Set problem — Determine how many lines in these records hold "casa". Only the number is wanted.

────────────────

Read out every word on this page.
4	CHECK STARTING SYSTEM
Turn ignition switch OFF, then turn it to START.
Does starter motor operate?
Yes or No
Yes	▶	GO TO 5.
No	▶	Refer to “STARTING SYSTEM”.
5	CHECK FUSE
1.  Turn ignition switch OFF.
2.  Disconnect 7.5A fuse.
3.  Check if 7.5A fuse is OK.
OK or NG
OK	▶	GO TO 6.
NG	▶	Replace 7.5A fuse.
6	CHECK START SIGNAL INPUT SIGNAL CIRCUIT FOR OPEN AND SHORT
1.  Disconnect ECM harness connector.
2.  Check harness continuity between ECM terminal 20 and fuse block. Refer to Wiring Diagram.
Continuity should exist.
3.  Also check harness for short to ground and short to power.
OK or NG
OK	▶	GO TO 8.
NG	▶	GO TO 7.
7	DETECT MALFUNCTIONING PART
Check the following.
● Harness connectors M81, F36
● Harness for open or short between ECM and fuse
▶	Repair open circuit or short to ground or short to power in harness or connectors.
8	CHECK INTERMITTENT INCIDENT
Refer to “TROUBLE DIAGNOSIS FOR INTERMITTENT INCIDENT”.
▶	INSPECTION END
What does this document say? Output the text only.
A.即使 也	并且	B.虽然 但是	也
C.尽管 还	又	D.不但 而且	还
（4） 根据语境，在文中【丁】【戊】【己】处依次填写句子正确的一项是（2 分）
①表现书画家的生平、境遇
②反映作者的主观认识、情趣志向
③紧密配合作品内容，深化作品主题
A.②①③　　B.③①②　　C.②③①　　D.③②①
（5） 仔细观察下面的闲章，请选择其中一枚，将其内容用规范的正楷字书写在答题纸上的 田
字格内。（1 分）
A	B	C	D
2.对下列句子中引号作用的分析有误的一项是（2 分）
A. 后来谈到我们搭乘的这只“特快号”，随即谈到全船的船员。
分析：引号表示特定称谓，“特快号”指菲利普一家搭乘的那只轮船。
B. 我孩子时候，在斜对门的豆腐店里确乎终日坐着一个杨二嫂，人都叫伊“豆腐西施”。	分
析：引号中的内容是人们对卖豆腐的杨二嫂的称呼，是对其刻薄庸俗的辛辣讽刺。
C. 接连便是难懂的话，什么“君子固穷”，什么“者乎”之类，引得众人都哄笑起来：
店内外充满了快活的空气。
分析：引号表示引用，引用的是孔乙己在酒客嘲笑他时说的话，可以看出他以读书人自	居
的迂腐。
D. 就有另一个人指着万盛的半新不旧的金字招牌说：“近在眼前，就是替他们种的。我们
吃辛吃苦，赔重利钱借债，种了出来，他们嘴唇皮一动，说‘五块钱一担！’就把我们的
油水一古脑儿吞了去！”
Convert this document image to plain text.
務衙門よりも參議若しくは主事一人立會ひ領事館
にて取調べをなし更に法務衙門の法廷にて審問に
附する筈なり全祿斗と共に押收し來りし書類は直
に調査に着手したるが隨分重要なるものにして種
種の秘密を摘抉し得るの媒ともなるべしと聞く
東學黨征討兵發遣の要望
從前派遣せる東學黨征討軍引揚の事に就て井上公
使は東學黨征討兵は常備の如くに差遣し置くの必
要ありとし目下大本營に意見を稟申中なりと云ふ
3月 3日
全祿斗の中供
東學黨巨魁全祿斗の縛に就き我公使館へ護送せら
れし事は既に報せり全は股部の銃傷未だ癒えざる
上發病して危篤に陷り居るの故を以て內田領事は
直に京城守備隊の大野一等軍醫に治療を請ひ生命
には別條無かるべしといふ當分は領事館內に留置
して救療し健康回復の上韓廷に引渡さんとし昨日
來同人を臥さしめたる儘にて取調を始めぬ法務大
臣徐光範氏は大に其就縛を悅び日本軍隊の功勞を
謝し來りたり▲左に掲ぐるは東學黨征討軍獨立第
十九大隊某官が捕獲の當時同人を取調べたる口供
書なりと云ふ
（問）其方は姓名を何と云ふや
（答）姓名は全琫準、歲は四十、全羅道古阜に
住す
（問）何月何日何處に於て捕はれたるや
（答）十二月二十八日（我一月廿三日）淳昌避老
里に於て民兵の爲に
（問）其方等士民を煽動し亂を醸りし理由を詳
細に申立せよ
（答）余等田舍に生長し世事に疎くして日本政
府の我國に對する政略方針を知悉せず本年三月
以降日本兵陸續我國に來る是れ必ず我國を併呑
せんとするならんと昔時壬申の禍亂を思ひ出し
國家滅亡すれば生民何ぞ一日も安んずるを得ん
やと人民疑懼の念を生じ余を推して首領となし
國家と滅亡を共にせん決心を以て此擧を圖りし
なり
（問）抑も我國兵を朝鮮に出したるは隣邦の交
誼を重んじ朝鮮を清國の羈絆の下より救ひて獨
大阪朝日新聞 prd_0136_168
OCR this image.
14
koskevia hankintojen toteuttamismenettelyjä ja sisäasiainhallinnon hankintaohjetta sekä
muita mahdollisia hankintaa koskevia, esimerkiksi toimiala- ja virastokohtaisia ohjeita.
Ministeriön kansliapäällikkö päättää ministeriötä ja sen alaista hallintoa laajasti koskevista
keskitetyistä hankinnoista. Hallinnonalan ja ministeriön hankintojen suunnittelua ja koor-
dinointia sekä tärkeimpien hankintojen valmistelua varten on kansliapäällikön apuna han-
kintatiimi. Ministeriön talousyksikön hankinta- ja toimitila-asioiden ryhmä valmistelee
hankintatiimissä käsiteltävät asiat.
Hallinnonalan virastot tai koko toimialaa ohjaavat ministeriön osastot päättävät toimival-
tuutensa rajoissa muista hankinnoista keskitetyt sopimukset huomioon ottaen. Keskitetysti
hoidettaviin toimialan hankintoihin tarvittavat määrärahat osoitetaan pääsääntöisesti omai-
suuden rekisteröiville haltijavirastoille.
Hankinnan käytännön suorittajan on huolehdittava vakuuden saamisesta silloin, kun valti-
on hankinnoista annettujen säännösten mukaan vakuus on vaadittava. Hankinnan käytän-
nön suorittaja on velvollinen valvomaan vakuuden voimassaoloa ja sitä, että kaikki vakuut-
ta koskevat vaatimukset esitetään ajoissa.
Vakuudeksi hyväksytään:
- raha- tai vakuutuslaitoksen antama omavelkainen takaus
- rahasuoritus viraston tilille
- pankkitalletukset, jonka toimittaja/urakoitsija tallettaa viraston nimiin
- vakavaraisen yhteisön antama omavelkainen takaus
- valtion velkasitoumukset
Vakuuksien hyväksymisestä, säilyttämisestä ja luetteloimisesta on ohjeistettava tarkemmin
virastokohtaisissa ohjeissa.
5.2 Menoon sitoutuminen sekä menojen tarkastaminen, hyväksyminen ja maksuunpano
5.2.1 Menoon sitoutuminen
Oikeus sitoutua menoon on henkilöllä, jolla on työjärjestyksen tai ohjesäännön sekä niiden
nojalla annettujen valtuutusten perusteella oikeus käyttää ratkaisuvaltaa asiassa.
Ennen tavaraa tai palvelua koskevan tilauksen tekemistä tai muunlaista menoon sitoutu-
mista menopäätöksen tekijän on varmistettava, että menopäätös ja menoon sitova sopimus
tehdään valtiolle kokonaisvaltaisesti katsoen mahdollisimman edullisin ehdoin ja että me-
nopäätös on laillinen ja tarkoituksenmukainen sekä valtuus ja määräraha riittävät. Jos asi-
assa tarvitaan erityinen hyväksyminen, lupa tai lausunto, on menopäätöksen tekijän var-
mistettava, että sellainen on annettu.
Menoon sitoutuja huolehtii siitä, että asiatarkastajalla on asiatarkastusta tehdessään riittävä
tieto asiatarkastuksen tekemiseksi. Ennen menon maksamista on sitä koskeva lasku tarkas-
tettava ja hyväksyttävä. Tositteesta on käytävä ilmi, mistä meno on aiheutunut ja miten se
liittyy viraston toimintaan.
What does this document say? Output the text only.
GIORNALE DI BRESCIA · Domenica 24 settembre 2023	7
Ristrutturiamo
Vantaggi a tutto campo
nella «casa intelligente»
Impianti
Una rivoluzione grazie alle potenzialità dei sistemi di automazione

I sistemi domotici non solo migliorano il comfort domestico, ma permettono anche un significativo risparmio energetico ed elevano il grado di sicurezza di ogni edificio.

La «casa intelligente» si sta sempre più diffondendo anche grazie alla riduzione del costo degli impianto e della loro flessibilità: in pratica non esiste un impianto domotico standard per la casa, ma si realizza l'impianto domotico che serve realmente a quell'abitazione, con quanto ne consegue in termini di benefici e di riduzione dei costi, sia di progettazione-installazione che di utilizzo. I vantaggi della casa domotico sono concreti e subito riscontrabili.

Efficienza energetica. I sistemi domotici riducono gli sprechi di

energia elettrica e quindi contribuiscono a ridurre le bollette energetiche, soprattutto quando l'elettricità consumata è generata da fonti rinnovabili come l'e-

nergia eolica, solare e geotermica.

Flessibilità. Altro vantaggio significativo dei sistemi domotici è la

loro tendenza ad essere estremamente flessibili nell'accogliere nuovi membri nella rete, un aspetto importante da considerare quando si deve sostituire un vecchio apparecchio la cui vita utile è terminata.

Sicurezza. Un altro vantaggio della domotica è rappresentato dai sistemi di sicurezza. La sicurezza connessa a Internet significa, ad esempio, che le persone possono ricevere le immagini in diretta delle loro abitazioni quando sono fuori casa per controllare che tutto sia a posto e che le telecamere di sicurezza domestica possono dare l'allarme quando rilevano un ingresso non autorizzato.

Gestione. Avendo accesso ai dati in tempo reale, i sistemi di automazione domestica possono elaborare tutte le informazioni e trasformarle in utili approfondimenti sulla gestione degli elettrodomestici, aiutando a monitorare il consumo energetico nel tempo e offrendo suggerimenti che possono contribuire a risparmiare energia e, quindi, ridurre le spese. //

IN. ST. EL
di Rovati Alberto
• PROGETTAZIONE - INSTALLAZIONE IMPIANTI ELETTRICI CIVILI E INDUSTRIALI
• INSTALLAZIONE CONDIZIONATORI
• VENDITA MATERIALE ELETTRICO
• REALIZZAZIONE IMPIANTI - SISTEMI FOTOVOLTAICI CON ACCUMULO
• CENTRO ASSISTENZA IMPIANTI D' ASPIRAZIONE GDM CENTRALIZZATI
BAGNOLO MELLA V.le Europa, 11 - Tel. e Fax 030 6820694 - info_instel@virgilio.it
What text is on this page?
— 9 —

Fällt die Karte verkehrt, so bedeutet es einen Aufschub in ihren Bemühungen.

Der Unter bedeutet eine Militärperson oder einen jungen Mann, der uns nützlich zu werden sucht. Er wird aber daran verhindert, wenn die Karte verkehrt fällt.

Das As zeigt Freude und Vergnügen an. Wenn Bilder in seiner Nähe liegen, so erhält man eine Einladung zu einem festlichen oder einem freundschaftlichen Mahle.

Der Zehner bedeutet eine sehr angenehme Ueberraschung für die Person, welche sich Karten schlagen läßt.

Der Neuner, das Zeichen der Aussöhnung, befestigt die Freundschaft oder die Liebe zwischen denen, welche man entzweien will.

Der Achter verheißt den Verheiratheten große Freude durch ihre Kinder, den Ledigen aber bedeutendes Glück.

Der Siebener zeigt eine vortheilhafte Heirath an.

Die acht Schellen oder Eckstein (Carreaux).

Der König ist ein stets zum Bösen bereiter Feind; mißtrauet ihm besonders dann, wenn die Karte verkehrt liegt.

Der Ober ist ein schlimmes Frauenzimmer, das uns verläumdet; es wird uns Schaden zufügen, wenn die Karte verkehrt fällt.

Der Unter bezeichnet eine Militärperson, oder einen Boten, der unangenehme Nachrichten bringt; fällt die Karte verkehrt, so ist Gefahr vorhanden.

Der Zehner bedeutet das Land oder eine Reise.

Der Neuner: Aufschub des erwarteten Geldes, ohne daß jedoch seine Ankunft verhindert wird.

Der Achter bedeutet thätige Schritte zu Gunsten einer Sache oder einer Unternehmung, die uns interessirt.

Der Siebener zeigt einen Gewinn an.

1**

────────────────

Solution to the problem — 3